[WHAT THE TASK ASKS] In the lines below, find how many contain the word "VILLANOVA" and report that figure alone.

[WORKING DATA]
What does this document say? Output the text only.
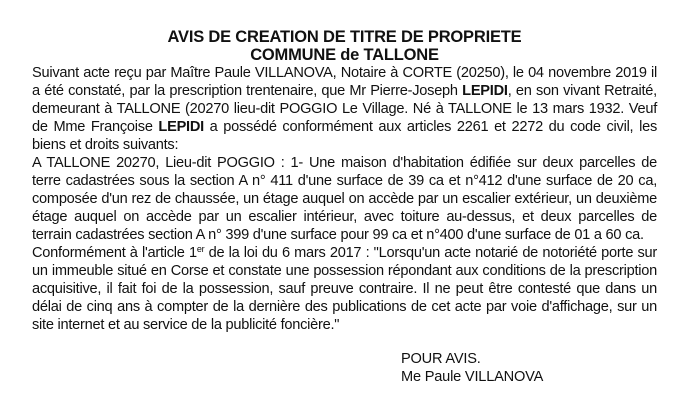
AVIS DE CREATION DE TITRE DE PROPRIETE
COMMUNE de TALLONE

Suivant acte reçu par Maître Paule VILLANOVA, Notaire à CORTE (20250), le 04 novembre 2019 il a été constaté, par la prescription trentenaire, que Mr Pierre-Joseph LEPIDI, en son vivant Retraité, demeurant à TALLONE (20270 lieu-dit POGGIO Le Village. Né à TALLONE le 13 mars 1932. Veuf de Mme Françoise LEPIDI a possédé conformément aux articles 2261 et 2272 du code civil, les biens et droits suivants:

A TALLONE 20270, Lieu-dit POGGIO : 1- Une maison d'habitation édifiée sur deux parcelles de terre cadastrées sous la section A n° 411 d'une surface de 39 ca et n°412 d'une surface de 20 ca, composée d'un rez de chaussée, un étage auquel on accède par un escalier extérieur, un deuxième étage auquel on accède par un escalier intérieur, avec toiture au-dessus, et deux parcelles de terrain cadastrées section A n° 399 d'une surface pour 99 ca et n°400 d'une surface de 01 a 60 ca.

Conformément à l'article 1er de la loi du 6 mars 2017 : "Lorsqu'un acte notarié de notoriété porte sur un immeuble situé en Corse et constate une possession répondant aux conditions de la prescription acquisitive, il fait foi de la possession, sauf preuve contraire. Il ne peut être contesté que dans un délai de cinq ans à compter de la dernière des publications de cet acte par voie d'affichage, sur un site internet et au service de la publicité foncière."

POUR AVIS.
Me Paule VILLANOVA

[FINAL RESULT] 2